Extracted text

A simple rectangle of cloth when it first appeared centuries ago, the Indian sari developed into an elaborate garment, writes Veena Venugopal in Motherland Magazine. Reading the subcontinent’s history through the evolution of the sari’s borders:
In the beginning, all saris were created equal, then they weren’t. Enter the border: functional accoutrement, artisanal medium, class distinction.
It’s Wednesday, it’s early afternoon, it’s hot, and Shabnam Khan is out shopping. Only five weeks left until her son’s wedding, and the dress that the family is gifting the new daughter-in-law needs to be reworked. The silk sharara-an ankle-length skirt worn with a blouse topped with a shawl-is the traditional wedding attire for most brides in North India. This one is wine red with elaborate silver embroidery at the bottom. It’s pretty, but when the dress was delivered, it turned out to be a tad short for their tall bride. Khan’s solution was to attach a border to the hem of the skirt, which would not just add more glint but also lengthen it by three inches. For this, she’s come to Kinari Bazar in Old Delhi-‘kinari’ is the Hindi word for ‘border’-an area devoted to retailing and wholesaling uncounted varieties of lace, threadwork, embroidery, garlands, borders for saris, borders for sharara skirts, borders for whatever pieces of fabric one might deem in need of a little embellishment.
Khan makes her way through the bazar’s displays of sparkly trinkets and rolls of fabric, much of the merchandise jammed into tiny shops, or often just display cases leaned against grimy walls.
She eventually ducks into an alcove on a narrow, noisy street to find the Arihant Centre. The proprietor, Ashok Jain, inherited this shop from his father, a Partition refugee from Sialkot in Pakistan.
Much of the lustre that will catch your eye in Jain’s shop, as well as throughout the bazar, comes from garments made of zari, a shiny, metallic tinsel, not to be confused with zardozi, real gold beaten flat and extruded as thread to achieve a border’s lustrous look.
Until 20 years ago, most people “saved up and tried to buy the best of what was available in their budget. But the aspiration was always to buy silver or gold. It meant a lot that they have this one sari that was special,” says Jain. These days, however, “people buy lots and lots of borders but their value is negligible to them.”
The blame goes both ways. Contemporary producers of these borders-there was a time when they were known, deservingly, as artisans-have long been using imitation gold and cheap lame as core materials, and customers attach these decorative borders to every edge they can find, be it the neckline of a kurta, the Kerala neryathum, the Rajasthani choli, the Bengali blouse.
Fine by Ashok Jain, he doesn’t discriminate. This afternoon, it’s up to him to find a border to match Khan’s daughter-in-law’s wedding sharara, and people like Khan come to Jain because he knows borders. Jain’s been working here since he was 10 years old. To tell the story of his life is to tell the story of borders. To tell the story of the border, it is necessary to tell the story of the sari.
As with most Indian arts and crafts, the origins of the sari were utilitarian. Rta Kapur Chishti, author of Saris: Tradition and Beyond, dates sari-weaving back about 1,000 years. Other historians locate it much earlier, to the 3300-1300 BCE Indus Valley Civilisation, but no matter the exact period, in the beginning, all saris were created equal. The word itself derives from the Sanskrit śāṭī, or ‘strip of cloth’: five to nine metres of plain fabric, minus adornment or hems.

Task requirements
Reproduce everything from "Khan makes her" down to "against grimy walls." in the piece on sari borders.

Listed entries
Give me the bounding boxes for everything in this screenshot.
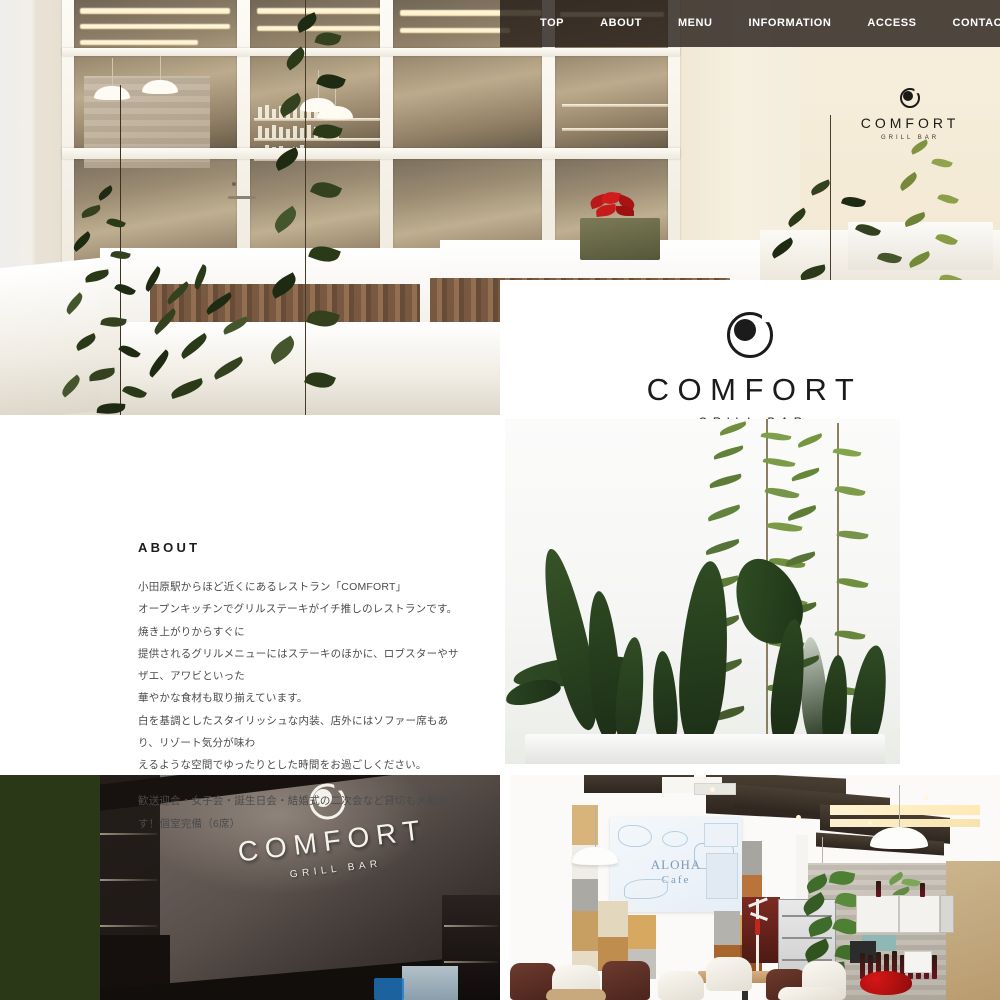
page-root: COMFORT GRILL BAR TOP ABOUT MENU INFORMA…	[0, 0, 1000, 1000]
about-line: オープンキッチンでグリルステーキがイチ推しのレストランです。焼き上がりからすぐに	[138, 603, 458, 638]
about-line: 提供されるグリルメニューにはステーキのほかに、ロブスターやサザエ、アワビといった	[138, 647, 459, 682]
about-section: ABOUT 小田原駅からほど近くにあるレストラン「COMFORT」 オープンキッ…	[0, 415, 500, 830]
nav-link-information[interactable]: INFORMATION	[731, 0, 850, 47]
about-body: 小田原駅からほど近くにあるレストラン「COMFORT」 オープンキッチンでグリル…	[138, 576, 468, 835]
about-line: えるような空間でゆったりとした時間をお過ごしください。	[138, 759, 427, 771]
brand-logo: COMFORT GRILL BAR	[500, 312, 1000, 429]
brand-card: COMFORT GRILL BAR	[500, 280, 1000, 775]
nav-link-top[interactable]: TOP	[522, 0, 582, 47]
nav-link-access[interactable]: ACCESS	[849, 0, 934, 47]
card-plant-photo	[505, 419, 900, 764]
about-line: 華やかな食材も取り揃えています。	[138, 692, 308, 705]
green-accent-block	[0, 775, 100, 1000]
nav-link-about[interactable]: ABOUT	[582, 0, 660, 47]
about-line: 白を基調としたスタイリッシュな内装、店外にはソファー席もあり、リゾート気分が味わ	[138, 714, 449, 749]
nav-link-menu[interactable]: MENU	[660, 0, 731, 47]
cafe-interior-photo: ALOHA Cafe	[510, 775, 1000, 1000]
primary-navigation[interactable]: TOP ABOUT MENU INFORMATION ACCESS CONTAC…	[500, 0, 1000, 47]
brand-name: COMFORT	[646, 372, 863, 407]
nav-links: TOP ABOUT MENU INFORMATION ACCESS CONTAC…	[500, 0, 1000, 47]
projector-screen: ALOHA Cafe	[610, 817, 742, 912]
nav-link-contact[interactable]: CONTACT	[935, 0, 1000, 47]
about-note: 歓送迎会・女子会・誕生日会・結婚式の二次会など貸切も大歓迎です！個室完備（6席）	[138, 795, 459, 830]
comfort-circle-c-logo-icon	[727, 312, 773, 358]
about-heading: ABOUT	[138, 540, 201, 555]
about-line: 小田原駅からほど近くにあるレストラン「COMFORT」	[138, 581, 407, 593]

Answer below
Khan makes her way through the bazar’s displays of sparkly trinkets and rolls of fabric, much of the merchandise jammed into tiny shops, or often just display cases leaned against grimy walls.